__Required task__.
Count the lines containing "Total" in the entries underneath, and state that count without anything else.

__Available data__.
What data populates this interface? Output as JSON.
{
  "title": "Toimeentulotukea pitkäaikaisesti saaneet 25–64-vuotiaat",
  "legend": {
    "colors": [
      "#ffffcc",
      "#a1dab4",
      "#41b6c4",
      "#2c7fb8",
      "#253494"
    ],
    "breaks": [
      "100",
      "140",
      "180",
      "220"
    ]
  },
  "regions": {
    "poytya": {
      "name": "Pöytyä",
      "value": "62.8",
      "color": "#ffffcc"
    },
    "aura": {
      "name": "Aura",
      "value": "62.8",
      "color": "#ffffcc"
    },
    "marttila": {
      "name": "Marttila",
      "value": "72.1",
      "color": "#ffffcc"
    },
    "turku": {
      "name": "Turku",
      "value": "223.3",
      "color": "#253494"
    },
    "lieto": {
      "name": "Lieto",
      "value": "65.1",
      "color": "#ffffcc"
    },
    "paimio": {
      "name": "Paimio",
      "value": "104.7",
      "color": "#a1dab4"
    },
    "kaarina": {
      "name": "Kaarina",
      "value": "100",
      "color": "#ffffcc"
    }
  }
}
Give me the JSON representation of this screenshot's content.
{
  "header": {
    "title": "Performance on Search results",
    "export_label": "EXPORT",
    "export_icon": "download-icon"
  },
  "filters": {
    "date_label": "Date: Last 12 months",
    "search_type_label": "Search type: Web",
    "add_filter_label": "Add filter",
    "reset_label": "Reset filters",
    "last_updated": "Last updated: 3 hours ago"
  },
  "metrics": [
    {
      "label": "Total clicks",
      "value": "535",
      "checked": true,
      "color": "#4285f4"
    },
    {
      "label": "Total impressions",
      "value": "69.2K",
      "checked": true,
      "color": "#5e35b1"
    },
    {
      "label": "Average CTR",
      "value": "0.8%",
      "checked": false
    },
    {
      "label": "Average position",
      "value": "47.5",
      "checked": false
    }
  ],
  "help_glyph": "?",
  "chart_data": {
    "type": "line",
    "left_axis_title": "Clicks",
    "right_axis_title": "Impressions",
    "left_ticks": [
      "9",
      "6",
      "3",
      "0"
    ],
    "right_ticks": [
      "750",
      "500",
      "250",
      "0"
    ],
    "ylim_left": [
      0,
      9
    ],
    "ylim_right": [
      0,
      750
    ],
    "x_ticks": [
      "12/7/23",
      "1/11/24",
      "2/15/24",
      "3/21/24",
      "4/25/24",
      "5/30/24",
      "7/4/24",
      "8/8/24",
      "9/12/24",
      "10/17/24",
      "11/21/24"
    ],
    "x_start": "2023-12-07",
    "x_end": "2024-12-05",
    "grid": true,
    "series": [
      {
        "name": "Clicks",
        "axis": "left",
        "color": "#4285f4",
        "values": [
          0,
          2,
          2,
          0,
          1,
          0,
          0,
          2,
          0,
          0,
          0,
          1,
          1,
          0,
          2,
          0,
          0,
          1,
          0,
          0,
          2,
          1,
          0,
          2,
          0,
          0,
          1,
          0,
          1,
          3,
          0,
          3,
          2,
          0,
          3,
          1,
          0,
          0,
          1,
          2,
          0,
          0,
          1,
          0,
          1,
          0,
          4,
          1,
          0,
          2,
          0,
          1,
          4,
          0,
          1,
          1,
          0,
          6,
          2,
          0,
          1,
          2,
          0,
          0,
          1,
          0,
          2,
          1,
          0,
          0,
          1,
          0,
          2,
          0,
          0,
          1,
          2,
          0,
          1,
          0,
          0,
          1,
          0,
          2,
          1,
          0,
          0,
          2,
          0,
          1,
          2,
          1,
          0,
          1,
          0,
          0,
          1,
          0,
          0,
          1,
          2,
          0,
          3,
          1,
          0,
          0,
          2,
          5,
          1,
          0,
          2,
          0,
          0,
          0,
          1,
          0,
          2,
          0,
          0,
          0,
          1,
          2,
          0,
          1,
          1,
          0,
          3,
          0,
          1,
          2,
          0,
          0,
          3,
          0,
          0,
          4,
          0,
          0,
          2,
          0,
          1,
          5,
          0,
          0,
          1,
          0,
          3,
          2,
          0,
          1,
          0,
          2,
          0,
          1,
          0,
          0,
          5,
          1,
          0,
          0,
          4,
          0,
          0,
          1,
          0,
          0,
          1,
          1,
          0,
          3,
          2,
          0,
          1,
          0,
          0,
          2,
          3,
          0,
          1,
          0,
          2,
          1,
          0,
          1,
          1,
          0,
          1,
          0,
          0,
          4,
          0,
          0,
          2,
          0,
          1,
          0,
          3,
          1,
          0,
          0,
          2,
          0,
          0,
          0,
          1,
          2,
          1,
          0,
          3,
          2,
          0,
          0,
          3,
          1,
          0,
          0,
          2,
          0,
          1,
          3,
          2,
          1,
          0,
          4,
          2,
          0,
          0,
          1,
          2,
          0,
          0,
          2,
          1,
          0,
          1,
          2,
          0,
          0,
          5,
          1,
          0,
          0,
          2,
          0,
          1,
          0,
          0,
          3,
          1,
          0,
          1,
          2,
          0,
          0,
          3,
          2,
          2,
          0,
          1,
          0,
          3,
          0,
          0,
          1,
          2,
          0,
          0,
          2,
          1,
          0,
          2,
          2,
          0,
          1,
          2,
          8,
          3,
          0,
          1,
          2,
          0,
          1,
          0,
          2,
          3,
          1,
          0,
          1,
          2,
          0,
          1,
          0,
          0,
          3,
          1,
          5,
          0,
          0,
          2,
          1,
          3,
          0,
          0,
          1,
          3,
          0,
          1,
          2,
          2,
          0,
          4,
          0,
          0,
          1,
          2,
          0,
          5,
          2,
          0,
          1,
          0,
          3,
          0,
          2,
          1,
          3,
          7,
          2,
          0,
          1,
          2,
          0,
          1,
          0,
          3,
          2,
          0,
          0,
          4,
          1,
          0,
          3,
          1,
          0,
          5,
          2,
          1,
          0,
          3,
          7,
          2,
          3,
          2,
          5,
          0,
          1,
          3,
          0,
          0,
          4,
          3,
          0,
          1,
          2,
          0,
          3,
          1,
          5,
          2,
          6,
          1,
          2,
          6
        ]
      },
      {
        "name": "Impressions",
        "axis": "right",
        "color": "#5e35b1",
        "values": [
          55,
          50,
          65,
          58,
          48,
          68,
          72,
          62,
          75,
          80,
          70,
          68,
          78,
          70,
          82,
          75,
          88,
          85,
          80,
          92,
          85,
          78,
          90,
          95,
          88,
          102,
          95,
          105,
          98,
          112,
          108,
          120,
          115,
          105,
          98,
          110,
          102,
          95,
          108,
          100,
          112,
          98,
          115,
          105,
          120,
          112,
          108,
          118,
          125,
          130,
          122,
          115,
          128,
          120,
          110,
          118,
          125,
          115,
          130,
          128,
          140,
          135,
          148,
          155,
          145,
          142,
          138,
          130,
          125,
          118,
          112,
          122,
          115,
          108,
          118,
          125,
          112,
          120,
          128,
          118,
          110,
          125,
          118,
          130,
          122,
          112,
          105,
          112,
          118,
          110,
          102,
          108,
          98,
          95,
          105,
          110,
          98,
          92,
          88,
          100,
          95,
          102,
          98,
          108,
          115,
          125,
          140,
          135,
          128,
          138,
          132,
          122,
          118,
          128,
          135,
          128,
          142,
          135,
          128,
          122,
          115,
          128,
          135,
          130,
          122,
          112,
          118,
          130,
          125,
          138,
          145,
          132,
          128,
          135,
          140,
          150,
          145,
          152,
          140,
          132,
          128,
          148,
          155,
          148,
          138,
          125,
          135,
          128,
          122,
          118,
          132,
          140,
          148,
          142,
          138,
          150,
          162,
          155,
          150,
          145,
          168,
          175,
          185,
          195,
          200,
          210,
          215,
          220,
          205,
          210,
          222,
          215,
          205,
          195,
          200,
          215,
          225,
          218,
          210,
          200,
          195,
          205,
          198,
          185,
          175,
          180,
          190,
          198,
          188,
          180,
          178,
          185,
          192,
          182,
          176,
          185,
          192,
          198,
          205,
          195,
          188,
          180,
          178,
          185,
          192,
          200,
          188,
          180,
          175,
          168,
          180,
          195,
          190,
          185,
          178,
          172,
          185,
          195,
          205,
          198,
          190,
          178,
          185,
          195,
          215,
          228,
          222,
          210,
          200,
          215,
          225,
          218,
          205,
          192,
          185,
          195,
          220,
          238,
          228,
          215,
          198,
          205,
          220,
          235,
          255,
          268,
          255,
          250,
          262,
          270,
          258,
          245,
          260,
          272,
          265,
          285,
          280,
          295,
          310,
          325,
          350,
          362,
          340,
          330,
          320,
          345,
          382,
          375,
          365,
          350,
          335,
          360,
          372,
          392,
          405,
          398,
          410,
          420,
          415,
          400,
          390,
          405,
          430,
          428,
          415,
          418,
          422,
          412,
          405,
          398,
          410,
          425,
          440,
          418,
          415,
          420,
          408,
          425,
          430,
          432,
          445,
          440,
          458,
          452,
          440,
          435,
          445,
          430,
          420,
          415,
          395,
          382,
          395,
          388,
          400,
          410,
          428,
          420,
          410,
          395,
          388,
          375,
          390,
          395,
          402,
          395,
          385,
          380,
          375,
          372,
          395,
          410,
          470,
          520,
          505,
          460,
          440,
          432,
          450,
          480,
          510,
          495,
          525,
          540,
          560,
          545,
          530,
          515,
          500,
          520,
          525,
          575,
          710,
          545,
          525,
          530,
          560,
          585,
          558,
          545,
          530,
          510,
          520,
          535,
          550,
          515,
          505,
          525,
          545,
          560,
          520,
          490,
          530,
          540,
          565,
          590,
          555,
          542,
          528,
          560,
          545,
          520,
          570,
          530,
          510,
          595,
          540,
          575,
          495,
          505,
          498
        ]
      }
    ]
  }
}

__Output__.
2